[Stored data entries]

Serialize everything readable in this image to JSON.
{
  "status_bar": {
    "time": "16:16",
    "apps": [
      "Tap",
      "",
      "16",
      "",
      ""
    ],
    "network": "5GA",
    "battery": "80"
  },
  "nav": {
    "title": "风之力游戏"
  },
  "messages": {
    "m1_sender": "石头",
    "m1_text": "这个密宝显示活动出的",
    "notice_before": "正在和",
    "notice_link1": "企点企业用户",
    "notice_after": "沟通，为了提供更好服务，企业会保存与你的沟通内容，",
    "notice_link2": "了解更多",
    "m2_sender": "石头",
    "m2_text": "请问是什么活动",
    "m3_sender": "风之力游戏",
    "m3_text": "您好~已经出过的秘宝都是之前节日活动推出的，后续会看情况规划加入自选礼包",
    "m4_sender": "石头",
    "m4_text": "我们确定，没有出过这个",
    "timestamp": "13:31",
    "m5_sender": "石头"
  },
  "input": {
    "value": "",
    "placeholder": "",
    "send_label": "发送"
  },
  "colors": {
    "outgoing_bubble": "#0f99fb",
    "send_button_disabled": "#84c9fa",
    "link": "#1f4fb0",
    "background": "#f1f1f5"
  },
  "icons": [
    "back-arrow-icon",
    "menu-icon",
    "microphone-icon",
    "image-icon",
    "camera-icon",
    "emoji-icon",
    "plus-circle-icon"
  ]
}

:: Short task ::
In full and verbatim, repeat the records given above.

:: Output for this task ::
Serialize everything readable in this image to JSON.
{
  "status_bar": {
    "time": "16:16",
    "apps": [
      "Tap",
      "",
      "16",
      "",
      ""
    ],
    "network": "5GA",
    "battery": "80"
  },
  "nav": {
    "title": "风之力游戏"
  },
  "messages": {
    "m1_sender": "石头",
    "m1_text": "这个密宝显示活动出的",
    "notice_before": "正在和",
    "notice_link1": "企点企业用户",
    "notice_after": "沟通，为了提供更好服务，企业会保存与你的沟通内容，",
    "notice_link2": "了解更多",
    "m2_sender": "石头",
    "m2_text": "请问是什么活动",
    "m3_sender": "风之力游戏",
    "m3_text": "您好~已经出过的秘宝都是之前节日活动推出的，后续会看情况规划加入自选礼包",
    "m4_sender": "石头",
    "m4_text": "我们确定，没有出过这个",
    "timestamp": "13:31",
    "m5_sender": "石头"
  },
  "input": {
    "value": "",
    "placeholder": "",
    "send_label": "发送"
  },
  "colors": {
    "outgoing_bubble": "#0f99fb",
    "send_button_disabled": "#84c9fa",
    "link": "#1f4fb0",
    "background": "#f1f1f5"
  },
  "icons": [
    "back-arrow-icon",
    "menu-icon",
    "microphone-icon",
    "image-icon",
    "camera-icon",
    "emoji-icon",
    "plus-circle-icon"
  ]
}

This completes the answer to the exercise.